TASK → Output the data exactly, with every line intact.

### STORED RECORDS ###

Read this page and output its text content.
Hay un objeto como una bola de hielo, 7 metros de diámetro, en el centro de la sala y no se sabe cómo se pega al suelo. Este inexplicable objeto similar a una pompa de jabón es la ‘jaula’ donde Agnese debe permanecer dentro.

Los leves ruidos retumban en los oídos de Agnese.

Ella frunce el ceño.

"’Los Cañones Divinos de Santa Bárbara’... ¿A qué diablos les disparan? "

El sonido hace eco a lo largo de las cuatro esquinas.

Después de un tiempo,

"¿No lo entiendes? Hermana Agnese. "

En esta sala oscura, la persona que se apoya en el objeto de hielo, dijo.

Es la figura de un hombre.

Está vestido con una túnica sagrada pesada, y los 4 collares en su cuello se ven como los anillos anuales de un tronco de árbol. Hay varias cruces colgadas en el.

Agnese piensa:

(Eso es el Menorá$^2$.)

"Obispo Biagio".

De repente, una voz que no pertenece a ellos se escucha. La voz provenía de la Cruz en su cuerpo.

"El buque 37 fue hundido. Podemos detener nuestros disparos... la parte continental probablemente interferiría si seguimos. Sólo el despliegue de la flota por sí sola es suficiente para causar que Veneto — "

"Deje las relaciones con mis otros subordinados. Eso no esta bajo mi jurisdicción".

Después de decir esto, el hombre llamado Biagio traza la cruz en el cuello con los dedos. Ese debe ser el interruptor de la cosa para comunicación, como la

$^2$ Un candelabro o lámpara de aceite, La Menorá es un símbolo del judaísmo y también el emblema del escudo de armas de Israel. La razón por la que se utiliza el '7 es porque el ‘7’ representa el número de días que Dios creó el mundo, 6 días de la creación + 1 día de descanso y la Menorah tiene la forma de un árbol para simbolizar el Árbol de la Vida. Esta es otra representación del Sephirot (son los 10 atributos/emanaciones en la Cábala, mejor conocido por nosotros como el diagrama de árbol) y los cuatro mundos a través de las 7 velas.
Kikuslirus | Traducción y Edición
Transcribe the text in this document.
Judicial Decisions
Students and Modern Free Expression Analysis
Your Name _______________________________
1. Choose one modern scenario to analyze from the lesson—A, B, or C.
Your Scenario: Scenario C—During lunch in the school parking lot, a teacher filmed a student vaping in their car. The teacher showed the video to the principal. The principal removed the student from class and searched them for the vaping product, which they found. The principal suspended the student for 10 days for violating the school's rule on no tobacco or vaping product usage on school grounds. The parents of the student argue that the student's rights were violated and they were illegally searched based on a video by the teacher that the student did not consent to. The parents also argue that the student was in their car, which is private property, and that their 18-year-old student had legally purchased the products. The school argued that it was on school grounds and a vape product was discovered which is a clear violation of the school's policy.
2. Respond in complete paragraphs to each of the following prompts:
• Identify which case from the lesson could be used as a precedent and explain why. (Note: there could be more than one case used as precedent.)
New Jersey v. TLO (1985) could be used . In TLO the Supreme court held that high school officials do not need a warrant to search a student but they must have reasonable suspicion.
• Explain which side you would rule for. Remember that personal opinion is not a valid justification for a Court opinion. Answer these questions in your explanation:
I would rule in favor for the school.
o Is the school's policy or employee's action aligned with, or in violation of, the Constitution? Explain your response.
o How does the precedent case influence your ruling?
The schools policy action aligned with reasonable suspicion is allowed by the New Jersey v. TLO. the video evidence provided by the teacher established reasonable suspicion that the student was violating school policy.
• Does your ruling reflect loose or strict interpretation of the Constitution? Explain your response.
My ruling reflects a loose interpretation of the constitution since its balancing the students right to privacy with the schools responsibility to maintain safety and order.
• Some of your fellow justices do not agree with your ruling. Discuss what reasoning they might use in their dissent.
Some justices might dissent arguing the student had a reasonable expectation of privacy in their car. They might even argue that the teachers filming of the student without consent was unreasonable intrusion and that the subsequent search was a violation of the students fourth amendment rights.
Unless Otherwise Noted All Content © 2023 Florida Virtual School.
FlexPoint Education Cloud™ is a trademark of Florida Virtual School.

###

EXERCISE SOLUTION →
Read this page and output its text content.
Hay un objeto como una bola de hielo, 7 metros de diámetro, en el centro de la sala y no se sabe cómo se pega al suelo. Este inexplicable objeto similar a una pompa de jabón es la ‘jaula’ donde Agnese debe permanecer dentro.

Los leves ruidos retumban en los oídos de Agnese.

Ella frunce el ceño.

"’Los Cañones Divinos de Santa Bárbara’... ¿A qué diablos les disparan? "

El sonido hace eco a lo largo de las cuatro esquinas.

Después de un tiempo,

"¿No lo entiendes? Hermana Agnese. "

En esta sala oscura, la persona que se apoya en el objeto de hielo, dijo.

Es la figura de un hombre.

Está vestido con una túnica sagrada pesada, y los 4 collares en su cuello se ven como los anillos anuales de un tronco de árbol. Hay varias cruces colgadas en el.

Agnese piensa:

(Eso es el Menorá$^2$.)

"Obispo Biagio".

De repente, una voz que no pertenece a ellos se escucha. La voz provenía de la Cruz en su cuerpo.

"El buque 37 fue hundido. Podemos detener nuestros disparos... la parte continental probablemente interferiría si seguimos. Sólo el despliegue de la flota por sí sola es suficiente para causar que Veneto — "

"Deje las relaciones con mis otros subordinados. Eso no esta bajo mi jurisdicción".

Después de decir esto, el hombre llamado Biagio traza la cruz en el cuello con los dedos. Ese debe ser el interruptor de la cosa para comunicación, como la

$^2$ Un candelabro o lámpara de aceite, La Menorá es un símbolo del judaísmo y también el emblema del escudo de armas de Israel. La razón por la que se utiliza el '7 es porque el ‘7’ representa el número de días que Dios creó el mundo, 6 días de la creación + 1 día de descanso y la Menorah tiene la forma de un árbol para simbolizar el Árbol de la Vida. Esta es otra representación del Sephirot (son los 10 atributos/emanaciones en la Cábala, mejor conocido por nosotros como el diagrama de árbol) y los cuatro mundos a través de las 7 velas.
Kikuslirus | Traducción y Edición
Transcribe the text in this document.
Judicial Decisions
Students and Modern Free Expression Analysis
Your Name _______________________________
1. Choose one modern scenario to analyze from the lesson—A, B, or C.
Your Scenario: Scenario C—During lunch in the school parking lot, a teacher filmed a student vaping in their car. The teacher showed the video to the principal. The principal removed the student from class and searched them for the vaping product, which they found. The principal suspended the student for 10 days for violating the school's rule on no tobacco or vaping product usage on school grounds. The parents of the student argue that the student's rights were violated and they were illegally searched based on a video by the teacher that the student did not consent to. The parents also argue that the student was in their car, which is private property, and that their 18-year-old student had legally purchased the products. The school argued that it was on school grounds and a vape product was discovered which is a clear violation of the school's policy.
2. Respond in complete paragraphs to each of the following prompts:
• Identify which case from the lesson could be used as a precedent and explain why. (Note: there could be more than one case used as precedent.)
New Jersey v. TLO (1985) could be used . In TLO the Supreme court held that high school officials do not need a warrant to search a student but they must have reasonable suspicion.
• Explain which side you would rule for. Remember that personal opinion is not a valid justification for a Court opinion. Answer these questions in your explanation:
I would rule in favor for the school.
o Is the school's policy or employee's action aligned with, or in violation of, the Constitution? Explain your response.
o How does the precedent case influence your ruling?
The schools policy action aligned with reasonable suspicion is allowed by the New Jersey v. TLO. the video evidence provided by the teacher established reasonable suspicion that the student was violating school policy.
• Does your ruling reflect loose or strict interpretation of the Constitution? Explain your response.
My ruling reflects a loose interpretation of the constitution since its balancing the students right to privacy with the schools responsibility to maintain safety and order.
• Some of your fellow justices do not agree with your ruling. Discuss what reasoning they might use in their dissent.
Some justices might dissent arguing the student had a reasonable expectation of privacy in their car. They might even argue that the teachers filming of the student without consent was unreasonable intrusion and that the subsequent search was a violation of the students fourth amendment rights.
Unless Otherwise Noted All Content © 2023 Florida Virtual School.
FlexPoint Education Cloud™ is a trademark of Florida Virtual School.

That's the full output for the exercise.